▶
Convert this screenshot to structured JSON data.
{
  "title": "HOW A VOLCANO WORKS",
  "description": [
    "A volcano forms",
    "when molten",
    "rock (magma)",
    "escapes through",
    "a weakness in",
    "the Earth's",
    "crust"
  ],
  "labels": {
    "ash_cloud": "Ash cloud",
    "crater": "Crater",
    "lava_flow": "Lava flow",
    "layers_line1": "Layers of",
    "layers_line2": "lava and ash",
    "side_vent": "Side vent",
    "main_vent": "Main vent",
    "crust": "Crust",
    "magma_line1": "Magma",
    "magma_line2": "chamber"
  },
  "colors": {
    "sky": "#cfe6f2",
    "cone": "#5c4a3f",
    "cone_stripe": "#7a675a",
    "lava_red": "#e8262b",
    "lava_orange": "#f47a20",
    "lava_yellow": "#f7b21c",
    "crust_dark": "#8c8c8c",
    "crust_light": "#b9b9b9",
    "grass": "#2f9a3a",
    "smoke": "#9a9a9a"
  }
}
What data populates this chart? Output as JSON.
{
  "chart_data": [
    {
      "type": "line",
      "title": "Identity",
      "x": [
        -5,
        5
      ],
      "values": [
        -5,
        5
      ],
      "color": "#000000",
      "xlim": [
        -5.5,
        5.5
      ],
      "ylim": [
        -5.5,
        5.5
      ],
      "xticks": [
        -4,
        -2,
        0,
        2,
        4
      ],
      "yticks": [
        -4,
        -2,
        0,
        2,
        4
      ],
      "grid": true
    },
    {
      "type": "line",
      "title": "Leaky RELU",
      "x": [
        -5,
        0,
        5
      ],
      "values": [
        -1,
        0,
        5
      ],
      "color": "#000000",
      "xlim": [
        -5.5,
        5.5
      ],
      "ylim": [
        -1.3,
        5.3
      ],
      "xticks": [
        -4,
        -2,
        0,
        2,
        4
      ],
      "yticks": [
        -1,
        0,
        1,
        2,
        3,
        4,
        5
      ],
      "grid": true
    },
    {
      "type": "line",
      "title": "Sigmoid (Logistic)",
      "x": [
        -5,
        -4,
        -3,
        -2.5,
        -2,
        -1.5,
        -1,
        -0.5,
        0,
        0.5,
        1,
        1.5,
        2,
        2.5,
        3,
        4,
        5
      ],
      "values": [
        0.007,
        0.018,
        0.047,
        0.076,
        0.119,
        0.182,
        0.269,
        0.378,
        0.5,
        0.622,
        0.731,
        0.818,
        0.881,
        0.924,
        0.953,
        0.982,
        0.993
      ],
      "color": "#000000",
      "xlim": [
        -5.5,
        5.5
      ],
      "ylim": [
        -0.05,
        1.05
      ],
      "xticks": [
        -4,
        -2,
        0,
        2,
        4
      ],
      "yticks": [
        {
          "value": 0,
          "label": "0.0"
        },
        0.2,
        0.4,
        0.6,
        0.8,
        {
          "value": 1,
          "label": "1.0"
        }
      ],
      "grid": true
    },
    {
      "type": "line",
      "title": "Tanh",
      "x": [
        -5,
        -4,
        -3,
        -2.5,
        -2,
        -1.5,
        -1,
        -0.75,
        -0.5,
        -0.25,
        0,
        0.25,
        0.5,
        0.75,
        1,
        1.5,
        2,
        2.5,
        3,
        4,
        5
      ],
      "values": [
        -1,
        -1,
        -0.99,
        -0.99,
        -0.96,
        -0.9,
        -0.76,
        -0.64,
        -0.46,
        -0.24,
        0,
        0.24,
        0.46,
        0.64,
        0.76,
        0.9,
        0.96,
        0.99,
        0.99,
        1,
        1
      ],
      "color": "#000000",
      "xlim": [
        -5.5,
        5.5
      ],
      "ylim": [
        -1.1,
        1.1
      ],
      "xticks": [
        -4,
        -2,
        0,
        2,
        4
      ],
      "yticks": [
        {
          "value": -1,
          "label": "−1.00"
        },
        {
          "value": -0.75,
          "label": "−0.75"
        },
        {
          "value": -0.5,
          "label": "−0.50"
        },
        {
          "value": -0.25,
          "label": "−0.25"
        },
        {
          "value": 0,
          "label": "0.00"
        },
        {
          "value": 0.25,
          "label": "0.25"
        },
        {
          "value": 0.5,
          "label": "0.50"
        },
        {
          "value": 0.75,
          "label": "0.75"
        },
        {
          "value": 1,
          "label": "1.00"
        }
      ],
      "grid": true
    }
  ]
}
◀
_The problem:_
Above are some records. Print them all exactly.

_Finished exercise:_
Convert this screenshot to structured JSON data.
{
  "title": "HOW A VOLCANO WORKS",
  "description": [
    "A volcano forms",
    "when molten",
    "rock (magma)",
    "escapes through",
    "a weakness in",
    "the Earth's",
    "crust"
  ],
  "labels": {
    "ash_cloud": "Ash cloud",
    "crater": "Crater",
    "lava_flow": "Lava flow",
    "layers_line1": "Layers of",
    "layers_line2": "lava and ash",
    "side_vent": "Side vent",
    "main_vent": "Main vent",
    "crust": "Crust",
    "magma_line1": "Magma",
    "magma_line2": "chamber"
  },
  "colors": {
    "sky": "#cfe6f2",
    "cone": "#5c4a3f",
    "cone_stripe": "#7a675a",
    "lava_red": "#e8262b",
    "lava_orange": "#f47a20",
    "lava_yellow": "#f7b21c",
    "crust_dark": "#8c8c8c",
    "crust_light": "#b9b9b9",
    "grass": "#2f9a3a",
    "smoke": "#9a9a9a"
  }
}
What data populates this chart? Output as JSON.
{
  "chart_data": [
    {
      "type": "line",
      "title": "Identity",
      "x": [
        -5,
        5
      ],
      "values": [
        -5,
        5
      ],
      "color": "#000000",
      "xlim": [
        -5.5,
        5.5
      ],
      "ylim": [
        -5.5,
        5.5
      ],
      "xticks": [
        -4,
        -2,
        0,
        2,
        4
      ],
      "yticks": [
        -4,
        -2,
        0,
        2,
        4
      ],
      "grid": true
    },
    {
      "type": "line",
      "title": "Leaky RELU",
      "x": [
        -5,
        0,
        5
      ],
      "values": [
        -1,
        0,
        5
      ],
      "color": "#000000",
      "xlim": [
        -5.5,
        5.5
      ],
      "ylim": [
        -1.3,
        5.3
      ],
      "xticks": [
        -4,
        -2,
        0,
        2,
        4
      ],
      "yticks": [
        -1,
        0,
        1,
        2,
        3,
        4,
        5
      ],
      "grid": true
    },
    {
      "type": "line",
      "title": "Sigmoid (Logistic)",
      "x": [
        -5,
        -4,
        -3,
        -2.5,
        -2,
        -1.5,
        -1,
        -0.5,
        0,
        0.5,
        1,
        1.5,
        2,
        2.5,
        3,
        4,
        5
      ],
      "values": [
        0.007,
        0.018,
        0.047,
        0.076,
        0.119,
        0.182,
        0.269,
        0.378,
        0.5,
        0.622,
        0.731,
        0.818,
        0.881,
        0.924,
        0.953,
        0.982,
        0.993
      ],
      "color": "#000000",
      "xlim": [
        -5.5,
        5.5
      ],
      "ylim": [
        -0.05,
        1.05
      ],
      "xticks": [
        -4,
        -2,
        0,
        2,
        4
      ],
      "yticks": [
        {
          "value": 0,
          "label": "0.0"
        },
        0.2,
        0.4,
        0.6,
        0.8,
        {
          "value": 1,
          "label": "1.0"
        }
      ],
      "grid": true
    },
    {
      "type": "line",
      "title": "Tanh",
      "x": [
        -5,
        -4,
        -3,
        -2.5,
        -2,
        -1.5,
        -1,
        -0.75,
        -0.5,
        -0.25,
        0,
        0.25,
        0.5,
        0.75,
        1,
        1.5,
        2,
        2.5,
        3,
        4,
        5
      ],
      "values": [
        -1,
        -1,
        -0.99,
        -0.99,
        -0.96,
        -0.9,
        -0.76,
        -0.64,
        -0.46,
        -0.24,
        0,
        0.24,
        0.46,
        0.64,
        0.76,
        0.9,
        0.96,
        0.99,
        0.99,
        1,
        1
      ],
      "color": "#000000",
      "xlim": [
        -5.5,
        5.5
      ],
      "ylim": [
        -1.1,
        1.1
      ],
      "xticks": [
        -4,
        -2,
        0,
        2,
        4
      ],
      "yticks": [
        {
          "value": -1,
          "label": "−1.00"
        },
        {
          "value": -0.75,
          "label": "−0.75"
        },
        {
          "value": -0.5,
          "label": "−0.50"
        },
        {
          "value": -0.25,
          "label": "−0.25"
        },
        {
          "value": 0,
          "label": "0.00"
        },
        {
          "value": 0.25,
          "label": "0.25"
        },
        {
          "value": 0.5,
          "label": "0.50"
        },
        {
          "value": 0.75,
          "label": "0.75"
        },
        {
          "value": 1,
          "label": "1.00"
        }
      ],
      "grid": true
    }
  ]
}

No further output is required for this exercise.